**Saved entries:**
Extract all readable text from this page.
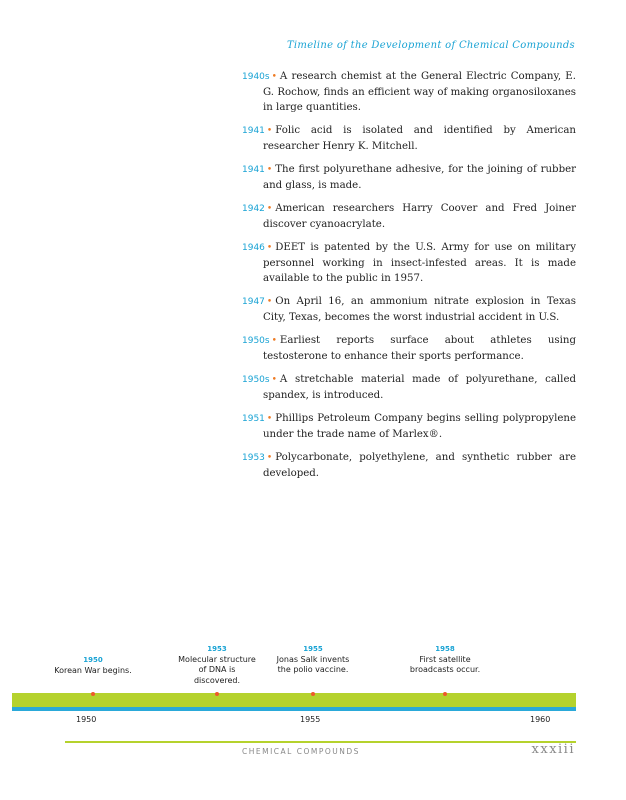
Timeline of the Development of Chemical Compounds
1940s • A research chemist at the General Electric Company, E. G. Rochow, finds an efficient way of making organosiloxanes in large quantities.
1941 • Folic acid is isolated and identified by American researcher Henry K. Mitchell.
1941 • The first polyurethane adhesive, for the joining of rubber and glass, is made.
1942 • American researchers Harry Coover and Fred Joiner discover cyanoacrylate.
1946 • DEET is patented by the U.S. Army for use on military personnel working in insect-infested areas. It is made available to the public in 1957.
1947 • On April 16, an ammonium nitrate explosion in Texas City, Texas, becomes the worst industrial accident in U.S.
1950s • Earliest reports surface about athletes using testosterone to enhance their sports performance.
1950s • A stretchable material made of polyurethane, called spandex, is introduced.
1951 • Phillips Petroleum Company begins selling polypropylene under the trade name of Marlex®.
1953 • Polycarbonate, polyethylene, and synthetic rubber are developed.
1950
Korean War begins.
1953
Molecular structure of DNA is discovered.
1955
Jonas Salk invents the polio vaccine.
1958
First satellite broadcasts occur.
1950	1955	1960
CHEMICAL COMPOUNDS	xxxiii
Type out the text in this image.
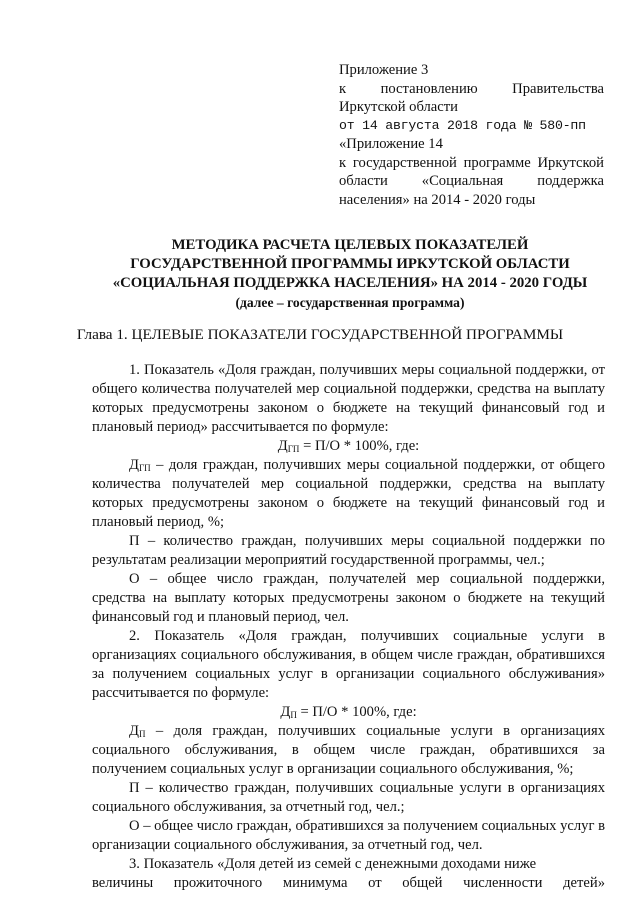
Приложение 3
к постановлению Правительства
Иркутской области
от 14 августа 2018 года № 580-пп
«Приложение 14
к государственной программе Иркутской
области «Социальная поддержка
населения» на 2014 - 2020 годы
МЕТОДИКА РАСЧЕТА ЦЕЛЕВЫХ ПОКАЗАТЕЛЕЙ
ГОСУДАРСТВЕННОЙ ПРОГРАММЫ ИРКУТСКОЙ ОБЛАСТИ
«СОЦИАЛЬНАЯ ПОДДЕРЖКА НАСЕЛЕНИЯ» НА 2014 - 2020 ГОДЫ
(далее – государственная программа)
Глава 1. ЦЕЛЕВЫЕ ПОКАЗАТЕЛИ ГОСУДАРСТВЕННОЙ ПРОГРАММЫ

1. Показатель «Доля граждан, получивших меры социальной поддержки, от общего количества получателей мер социальной поддержки, средства на выплату которых предусмотрены законом о бюджете на текущий финансовый год и плановый период» рассчитывается по формуле:

$Д_{ГП} = П/О * 100\%$, где:

$Д_{ГП}$ – доля граждан, получивших меры социальной поддержки, от общего количества получателей мер социальной поддержки, средства на выплату которых предусмотрены законом о бюджете на текущий финансовый год и плановый период, %;

П – количество граждан, получивших меры социальной поддержки по результатам реализации мероприятий государственной программы, чел.;

О – общее число граждан, получателей мер социальной поддержки, средства на выплату которых предусмотрены законом о бюджете на текущий финансовый год и плановый период, чел.

2. Показатель «Доля граждан, получивших социальные услуги в организациях социального обслуживания, в общем числе граждан, обратившихся за получением социальных услуг в организации социального обслуживания» рассчитывается по формуле:

$Д_П = П/О * 100\%$, где:

$Д_П$ – доля граждан, получивших социальные услуги в организациях социального обслуживания, в общем числе граждан, обратившихся за получением социальных услуг в организации социального обслуживания, %;

П – количество граждан, получивших социальные услуги в организациях социального обслуживания, за отчетный год, чел.;

О – общее число граждан, обратившихся за получением социальных услуг в организации социального обслуживания, за отчетный год, чел.

3. Показатель «Доля детей из семей с денежными доходами ниже

величины прожиточного минимума от общей численности детей»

**AIM:** Word for word, quote the lines above. Omit the pictures.

**IN RESPONSE:**
Extract all readable text from this page.
Timeline of the Development of Chemical Compounds
1940s • A research chemist at the General Electric Company, E. G. Rochow, finds an efficient way of making organosiloxanes in large quantities.
1941 • Folic acid is isolated and identified by American researcher Henry K. Mitchell.
1941 • The first polyurethane adhesive, for the joining of rubber and glass, is made.
1942 • American researchers Harry Coover and Fred Joiner discover cyanoacrylate.
1946 • DEET is patented by the U.S. Army for use on military personnel working in insect-infested areas. It is made available to the public in 1957.
1947 • On April 16, an ammonium nitrate explosion in Texas City, Texas, becomes the worst industrial accident in U.S.
1950s • Earliest reports surface about athletes using testosterone to enhance their sports performance.
1950s • A stretchable material made of polyurethane, called spandex, is introduced.
1951 • Phillips Petroleum Company begins selling polypropylene under the trade name of Marlex®.
1953 • Polycarbonate, polyethylene, and synthetic rubber are developed.
1950
Korean War begins.
1953
Molecular structure of DNA is discovered.
1955
Jonas Salk invents the polio vaccine.
1958
First satellite broadcasts occur.
1950	1955	1960
CHEMICAL COMPOUNDS	xxxiii
Type out the text in this image.
Приложение 3
к постановлению Правительства
Иркутской области
от 14 августа 2018 года № 580-пп
«Приложение 14
к государственной программе Иркутской
области «Социальная поддержка
населения» на 2014 - 2020 годы
МЕТОДИКА РАСЧЕТА ЦЕЛЕВЫХ ПОКАЗАТЕЛЕЙ
ГОСУДАРСТВЕННОЙ ПРОГРАММЫ ИРКУТСКОЙ ОБЛАСТИ
«СОЦИАЛЬНАЯ ПОДДЕРЖКА НАСЕЛЕНИЯ» НА 2014 - 2020 ГОДЫ
(далее – государственная программа)
Глава 1. ЦЕЛЕВЫЕ ПОКАЗАТЕЛИ ГОСУДАРСТВЕННОЙ ПРОГРАММЫ

1. Показатель «Доля граждан, получивших меры социальной поддержки, от общего количества получателей мер социальной поддержки, средства на выплату которых предусмотрены законом о бюджете на текущий финансовый год и плановый период» рассчитывается по формуле:

$Д_{ГП} = П/О * 100\%$, где:

$Д_{ГП}$ – доля граждан, получивших меры социальной поддержки, от общего количества получателей мер социальной поддержки, средства на выплату которых предусмотрены законом о бюджете на текущий финансовый год и плановый период, %;

П – количество граждан, получивших меры социальной поддержки по результатам реализации мероприятий государственной программы, чел.;

О – общее число граждан, получателей мер социальной поддержки, средства на выплату которых предусмотрены законом о бюджете на текущий финансовый год и плановый период, чел.

2. Показатель «Доля граждан, получивших социальные услуги в организациях социального обслуживания, в общем числе граждан, обратившихся за получением социальных услуг в организации социального обслуживания» рассчитывается по формуле:

$Д_П = П/О * 100\%$, где:

$Д_П$ – доля граждан, получивших социальные услуги в организациях социального обслуживания, в общем числе граждан, обратившихся за получением социальных услуг в организации социального обслуживания, %;

П – количество граждан, получивших социальные услуги в организациях социального обслуживания, за отчетный год, чел.;

О – общее число граждан, обратившихся за получением социальных услуг в организации социального обслуживания, за отчетный год, чел.

3. Показатель «Доля детей из семей с денежными доходами ниже

величины прожиточного минимума от общей численности детей»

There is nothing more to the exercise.